Objective »
Please copy every line of the records below that holds the word "dyeing".

◆ ◆ ◆ ◆ ◆

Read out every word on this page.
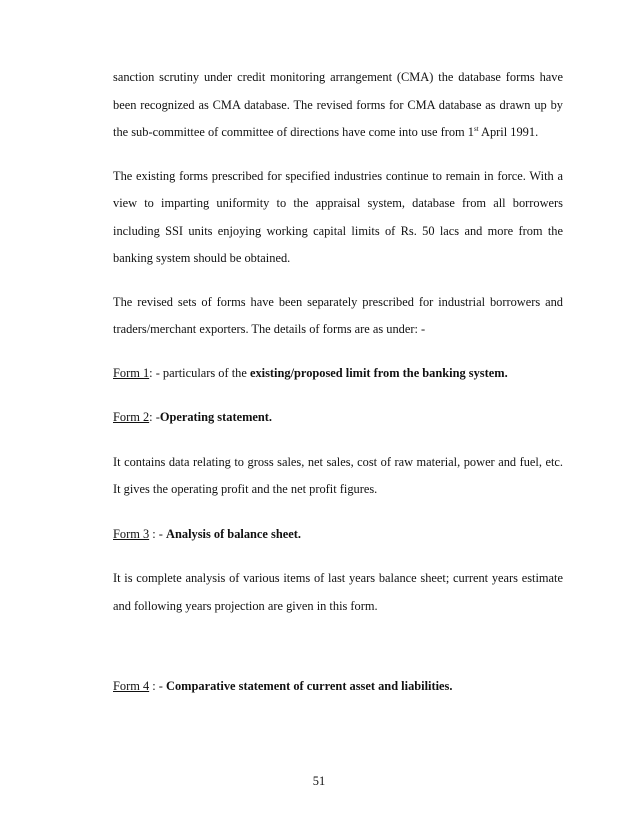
sanction scrutiny under credit monitoring arrangement (CMA) the database forms have been recognized as CMA database. The revised forms for CMA database as drawn up by the sub-committee of committee of directions have come into use from 1st April 1991.

The existing forms prescribed for specified industries continue to remain in force. With a view to imparting uniformity to the appraisal system, database from all borrowers including SSI units enjoying working capital limits of Rs. 50 lacs and more from the banking system should be obtained.

The revised sets of forms have been separately prescribed for industrial borrowers and traders/merchant exporters. The details of forms are as under: -

Form 1: - particulars of the existing/proposed limit from the banking system.

Form 2: -Operating statement.

It contains data relating to gross sales, net sales, cost of raw material, power and fuel, etc. It gives the operating profit and the net profit figures.

Form 3 : - Analysis of balance sheet.

It is complete analysis of various items of last years balance sheet; current years estimate and following years projection are given in this form.

Form 4 : - Comparative statement of current asset and liabilities.

51
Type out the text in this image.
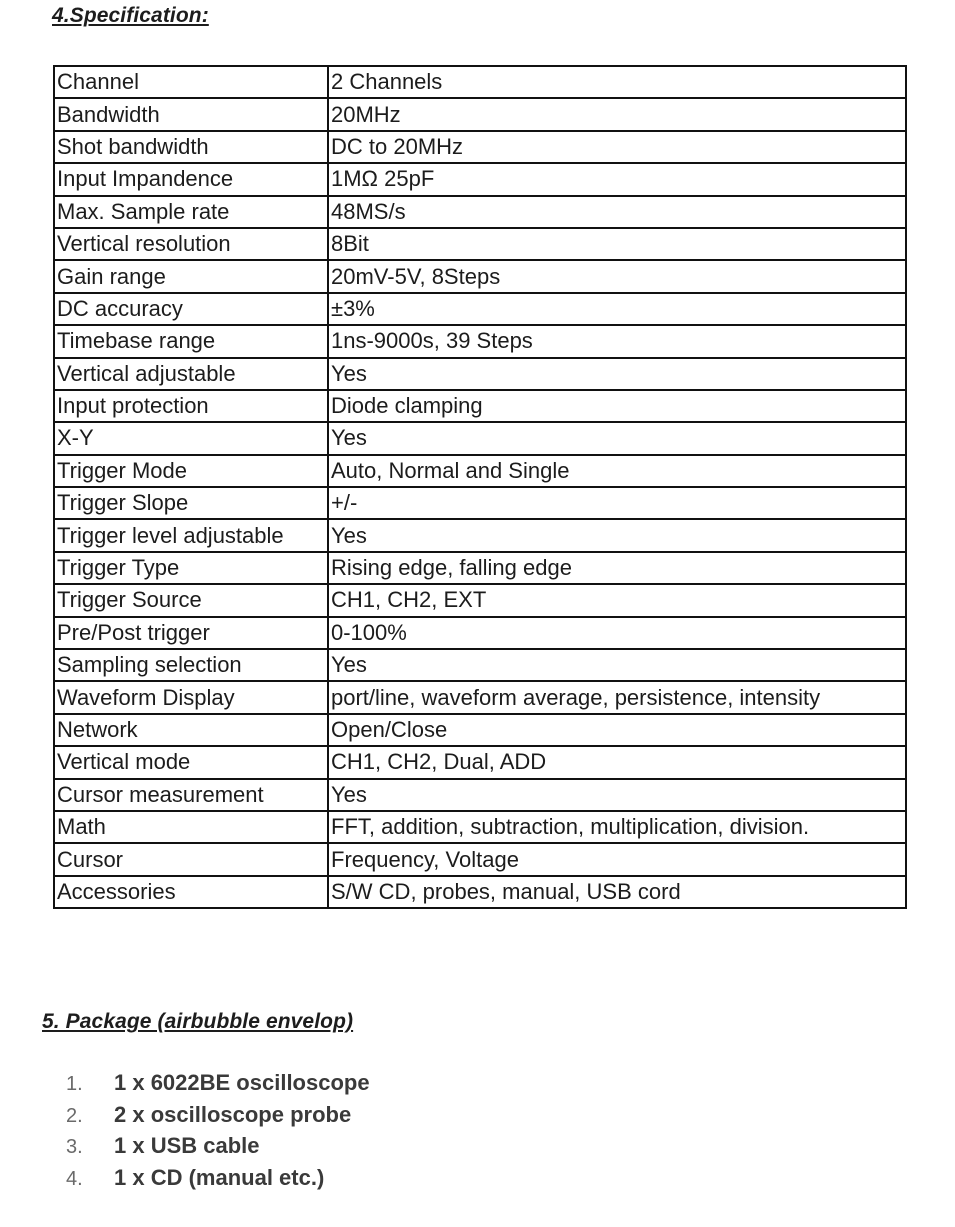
4.Specification:
Channel	2 Channels
Bandwidth	20MHz
Shot bandwidth	DC to 20MHz
Input Impandence	1MΩ 25pF
Max. Sample rate	48MS/s
Vertical resolution	8Bit
Gain range	20mV-5V, 8Steps
DC accuracy	±3%
Timebase range	1ns-9000s, 39 Steps
Vertical adjustable	Yes
Input protection	Diode clamping
X-Y	Yes
Trigger Mode	Auto, Normal and Single
Trigger Slope	+/-
Trigger level adjustable	Yes
Trigger Type	Rising edge, falling edge
Trigger Source	CH1, CH2, EXT
Pre/Post trigger	0-100%
Sampling selection	Yes
Waveform Display	port/line, waveform average, persistence, intensity
Network	Open/Close
Vertical mode	CH1, CH2, Dual, ADD
Cursor measurement	Yes
Math	FFT, addition, subtraction, multiplication, division.
Cursor	Frequency, Voltage
Accessories	S/W CD, probes, manual, USB cord
5. Package (airbubble envelop)
1. 1 x 6022BE oscilloscope
2. 2 x oscilloscope probe
3. 1 x USB cable
4. 1 x CD (manual etc.)
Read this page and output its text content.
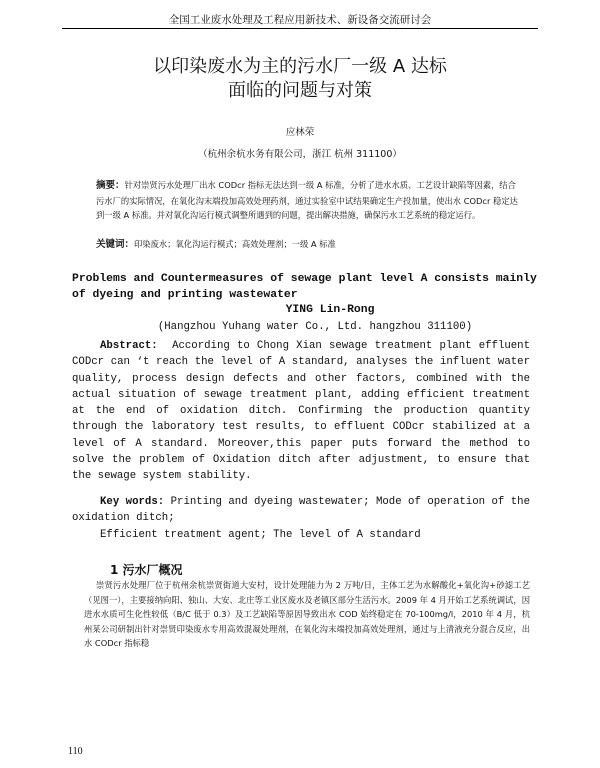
全国工业废水处理及工程应用新技术、新设备交流研讨会
以印染废水为主的污水厂一级 A 达标
面临的问题与对策
应林荣
（杭州余杭水务有限公司，浙江 杭州 311100）
摘要：针对崇贤污水处理厂出水 CODcr 指标无法达到一级 A 标准，分析了进水水质、工艺设计缺陷等因素，结合污水厂的实际情况，在氧化沟末端投加高效处理药剂，通过实验室中试结果确定生产投加量，使出水 CODcr 稳定达到一级 A 标准。并对氧化沟运行模式调整所遇到的问题，提出解决措施，确保污水工艺系统的稳定运行。
关键词：印染废水；氧化沟运行模式；高效处理剂；一级 A 标准
Problems and Countermeasures of sewage plant level A consists mainly of dyeing and printing wastewater
YING Lin-Rong
(Hangzhou Yuhang water Co., Ltd. hangzhou 311100)
Abstract: According to Chong Xian sewage treatment plant effluent CODcr can ‘t reach the level of A standard, analyses the influent water quality, process design defects and other factors, combined with the actual situation of sewage treatment plant, adding efficient treatment at the end of oxidation ditch. Confirming the production quantity through the laboratory test results, to effluent CODcr stabilized at a level of A standard. Moreover,this paper puts forward the method to solve the problem of Oxidation ditch after adjustment, to ensure that the sewage system stability.
Key words: Printing and dyeing wastewater; Mode of operation of the oxidation ditch;
Efficient treatment agent; The level of A standard
1 污水厂概况
崇贤污水处理厂位于杭州余杭崇贤街道大安村，设计处理能力为 2 万吨/日，主体工艺为水解酸化+氧化沟+砂滤工艺（见图一），主要接纳向阳、独山、大安、北庄等工业区废水及老镇区部分生活污水。2009 年 4 月开始工艺系统调试，因进水水质可生化性较低（B/C 低于 0.3）及工艺缺陷等原因导致出水 COD 始终稳定在 70-100mg/l，2010 年 4 月，杭州某公司研制出针对崇贤印染废水专用高效混凝处理剂，在氧化沟末端投加高效处理剂，通过与上清液充分混合反应，出水 CODcr 指标稳
110
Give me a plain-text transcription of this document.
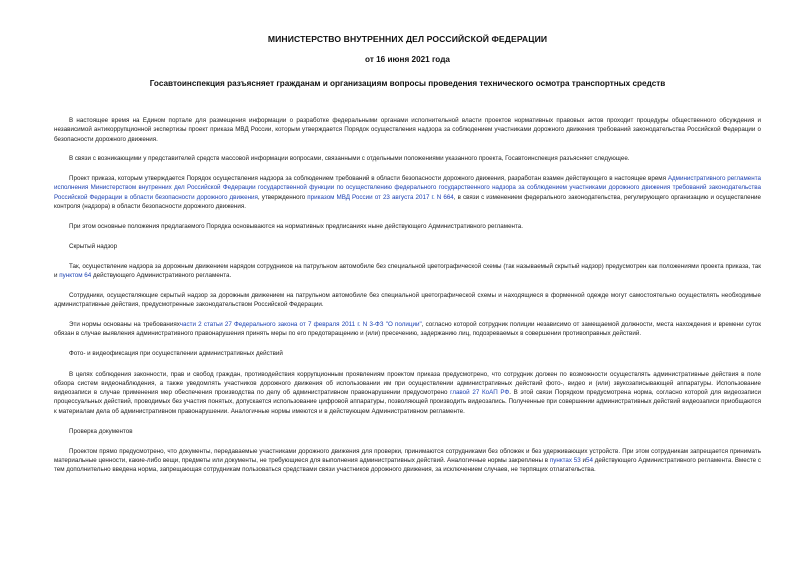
МИНИСТЕРСТВО ВНУТРЕННИХ ДЕЛ РОССИЙСКОЙ ФЕДЕРАЦИИ
от 16 июня 2021 года
Госавтоинспекция разъясняет гражданам и организациям вопросы проведения технического осмотра транспортных средств

В настоящее время на Едином портале для размещения информации о разработке федеральными органами исполнительной власти проектов нормативных правовых актов проходит процедуры общественного обсуждения и независимой антикоррупционной экспертизы проект приказа МВД России, которым утверждается Порядок осуществления надзора за соблюдением участниками дорожного движения требований законодательства Российской Федерации о безопасности дорожного движения.

В связи с возникающими у представителей средств массовой информации вопросами, связанными с отдельными положениями указанного проекта, Госавтоинспекция разъясняет следующее.

Проект приказа, которым утверждается Порядок осуществления надзора за соблюдением требований в области безопасности дорожного движения, разработан взамен действующего в настоящее время Административного регламента исполнения Министерством внутренних дел Российской Федерации государственной функции по осуществлению федерального государственного надзора за соблюдением участниками дорожного движения требований законодательства Российской Федерации в области безопасности дорожного движения, утвержденного приказом МВД России от 23 августа 2017 г. N 664, в связи с изменением федерального законодательства, регулирующего организацию и осуществление контроля (надзора) в области безопасности дорожного движения.

При этом основные положения предлагаемого Порядка основываются на нормативных предписаниях ныне действующего Административного регламента.

Скрытый надзор

Так, осуществление надзора за дорожным движением нарядом сотрудников на патрульном автомобиле без специальной цветографической схемы (так называемый скрытый надзор) предусмотрен как положениями проекта приказа, так и пунктом 64 действующего Административного регламента.

Сотрудники, осуществляющие скрытый надзор за дорожным движением на патрульном автомобиле без специальной цветографической схемы и находящиеся в форменной одежде могут самостоятельно осуществлять необходимые административные действия, предусмотренные законодательством Российской Федерации.

Эти нормы основаны на требованияхчасти 2 статьи 27 Федерального закона от 7 февраля 2011 г. N 3-ФЗ "О полиции", согласно которой сотрудник полиции независимо от замещаемой должности, места нахождения и времени суток обязан в случае выявления административного правонарушения принять меры по его предотвращению и (или) пресечению, задержанию лиц, подозреваемых в совершении противоправных действий.

Фото- и видеофиксация при осуществлении административных действий

В целях соблюдения законности, прав и свобод граждан, противодействия коррупционным проявлениям проектом приказа предусмотрено, что сотрудник должен по возможности осуществлять административные действия в поле обзора систем видеонаблюдения, а также уведомлять участников дорожного движения об использовании им при осуществлении административных действий фото-, видео и (или) звукозаписывающей аппаратуры. Использование видеозаписи в случае применения мер обеспечения производства по делу об административном правонарушении предусмотрено главой 27 КоАП РФ. В этой связи Порядком предусмотрена норма, согласно которой для видеозаписи процессуальных действий, проводимых без участия понятых, допускается использование цифровой аппаратуры, позволяющей производить видеозапись. Полученные при совершении административных действий видеозаписи приобщаются к материалам дела об административном правонарушении. Аналогичные нормы имеются и в действующем Административном регламенте.

Проверка документов

Проектом прямо предусмотрено, что документы, передаваемые участниками дорожного движения для проверки, принимаются сотрудниками без обложек и без удерживающих устройств. При этом сотрудникам запрещается принимать материальные ценности, какие-либо вещи, предметы или документы, не требующиеся для выполнения административных действий. Аналогичные нормы закреплены в пунктах 53 и54 действующего Административного регламента. Вместе с тем дополнительно введена норма, запрещающая сотрудникам пользоваться средствами связи участников дорожного движения, за исключением случаев, не терпящих отлагательства.
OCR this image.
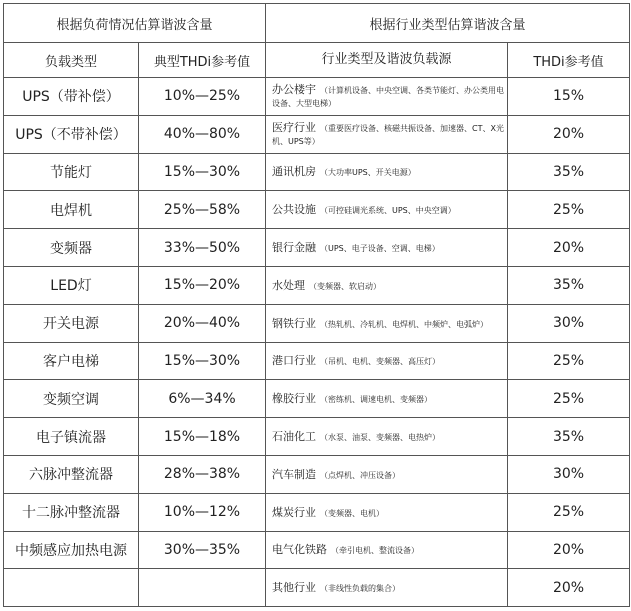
根据负荷情况估算谐波含量		根据行业类型估算谐波含量	
负载类型	典型THDi参考值	行业类型及谐波负载源	THDi参考值
UPS（带补偿）	10%—25%	办公楼宇 （计算机设备、中央空调、各类节能灯、办公类用电设备、大型电梯）	15%
UPS（不带补偿）	40%—80%	医疗行业 （重要医疗设备、核磁共振设备、加速器、CT、X光机、UPS等）	20%
节能灯	15%—30%	通讯机房 （大功率UPS、开关电源）	35%
电焊机	25%—58%	公共设施 （可控硅调光系统、UPS、中央空调）	25%
变频器	33%—50%	银行金融 （UPS、电子设备、空调、电梯）	20%
LED灯	15%—20%	水处理 （变频器、软启动）	35%
开关电源	20%—40%	钢铁行业 （热轧机、冷轧机、电焊机、中频炉、电弧炉）	30%
客户电梯	15%—30%	港口行业 （吊机、电机、变频器、高压灯）	25%
变频空调	6%—34%	橡胶行业 （密练机、调速电机、变频器）	25%
电子镇流器	15%—18%	石油化工 （水泵、油泵、变频器、电热炉）	35%
六脉冲整流器	28%—38%	汽车制造 （点焊机、冲压设备）	30%
十二脉冲整流器	10%—12%	煤炭行业 （变频器、电机）	25%
中频感应加热电源	30%—35%	电气化铁路 （牵引电机、整流设备）	20%
		其他行业 （非线性负载的集合）	20%
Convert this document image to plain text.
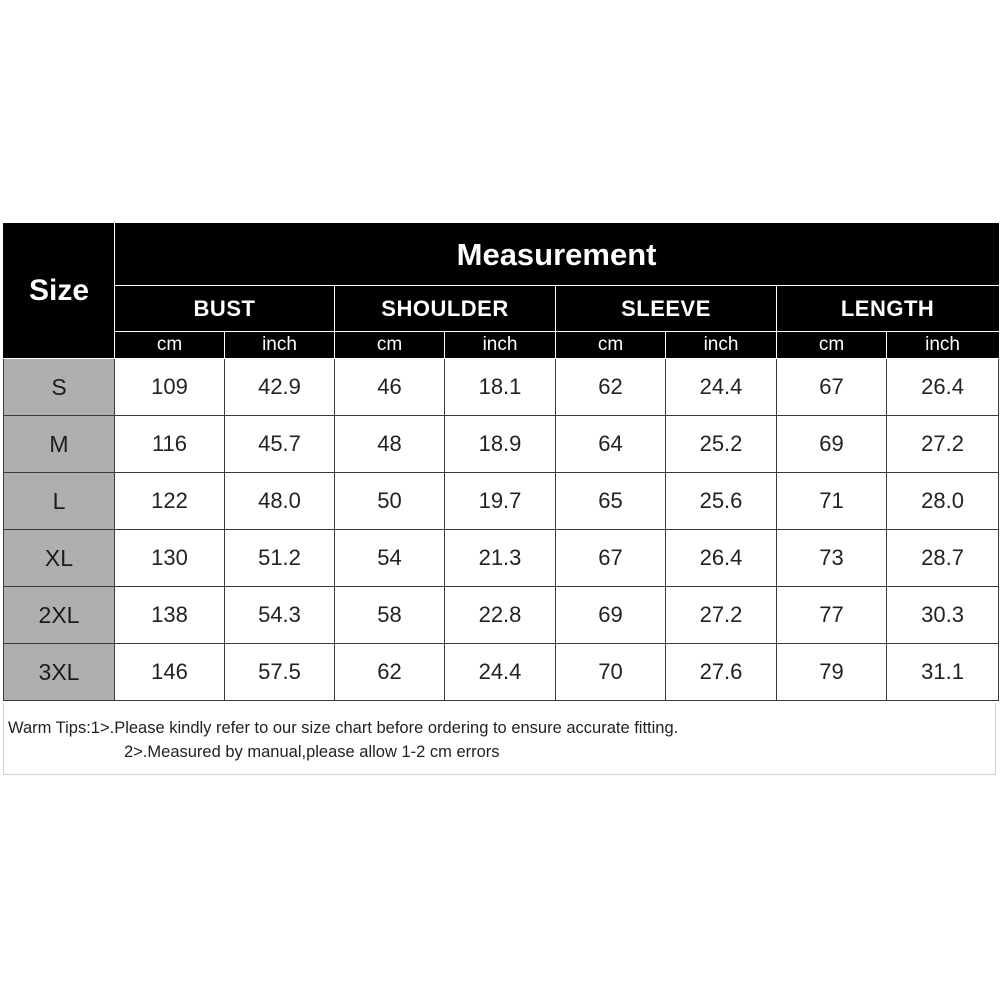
Size	Measurement							
	BUST		SHOULDER		SLEEVE		LENGTH	
	cm	inch	cm	inch	cm	inch	cm	inch
S	109	42.9	46	18.1	62	24.4	67	26.4
M	116	45.7	48	18.9	64	25.2	69	27.2
L	122	48.0	50	19.7	65	25.6	71	28.0
XL	130	51.2	54	21.3	67	26.4	73	28.7
2XL	138	54.3	58	22.8	69	27.2	77	30.3
3XL	146	57.5	62	24.4	70	27.6	79	31.1
Warm Tips:1>.Please kindly refer to our size chart before ordering to ensure accurate fitting.
2>.Measured by manual,please allow 1-2 cm errors
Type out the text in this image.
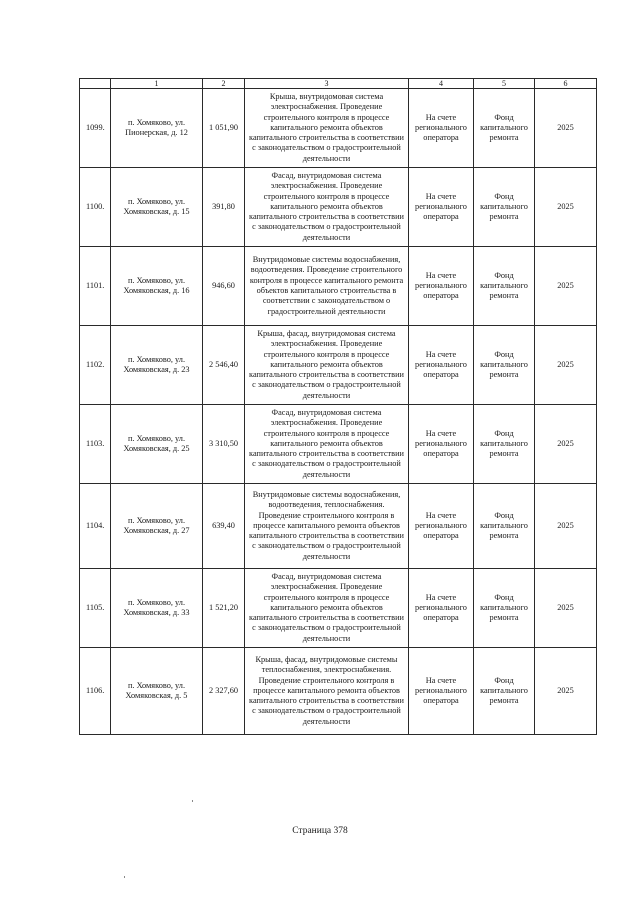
	1	2	3	4	5	6
1099.	п. Хомяково, ул. Пионерская, д. 12	1 051,90	Крыша, внутридомовая система электроснабжения. Проведение строительного контроля в процессе капитального ремонта объектов капитального строительства в соответствии с законодательством о градостроительной деятельности	На счете регионального оператора	Фонд капитального ремонта	2025
1100.	п. Хомяково, ул. Хомяковская, д. 15	391,80	Фасад, внутридомовая система электроснабжения. Проведение строительного контроля в процессе капитального ремонта объектов капитального строительства в соответствии с законодательством о градостроительной деятельности	На счете регионального оператора	Фонд капитального ремонта	2025
1101.	п. Хомяково, ул. Хомяковская, д. 16	946,60	Внутридомовые системы водоснабжения, водоотведения. Проведение строительного контроля в процессе капитального ремонта объектов капитального строительства в соответствии с законодательством о градостроительной деятельности	На счете регионального оператора	Фонд капитального ремонта	2025
1102.	п. Хомяково, ул. Хомяковская, д. 23	2 546,40	Крыша, фасад, внутридомовая система электроснабжения. Проведение строительного контроля в процессе капитального ремонта объектов капитального строительства в соответствии с законодательством о градостроительной деятельности	На счете регионального оператора	Фонд капитального ремонта	2025
1103.	п. Хомяково, ул. Хомяковская, д. 25	3 310,50	Фасад, внутридомовая система электроснабжения. Проведение строительного контроля в процессе капитального ремонта объектов капитального строительства в соответствии с законодательством о градостроительной деятельности	На счете регионального оператора	Фонд капитального ремонта	2025
1104.	п. Хомяково, ул. Хомяковская, д. 27	639,40	Внутридомовые системы водоснабжения, водоотведения, теплоснабжения. Проведение строительного контроля в процессе капитального ремонта объектов капитального строительства в соответствии с законодательством о градостроительной деятельности	На счете регионального оператора	Фонд капитального ремонта	2025
1105.	п. Хомяково, ул. Хомяковская, д. 33	1 521,20	Фасад, внутридомовая система электроснабжения. Проведение строительного контроля в процессе капитального ремонта объектов капитального строительства в соответствии с законодательством о градостроительной деятельности	На счете регионального оператора	Фонд капитального ремонта	2025
1106.	п. Хомяково, ул. Хомяковская, д. 5	2 327,60	Крыша, фасад, внутридомовые системы теплоснабжения, электроснабжения. Проведение строительного контроля в процессе капитального ремонта объектов капитального строительства в соответствии с законодательством о градостроительной деятельности	На счете регионального оператора	Фонд капитального ремонта	2025
Страница 378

◆ ◆ ◆ ◆ ◆

Expected output »
Problems and Countermeasures of sewage plant level A consists mainly of dyeing and printing wastewater
Key words: Printing and dyeing wastewater; Mode of operation of the oxidation ditch;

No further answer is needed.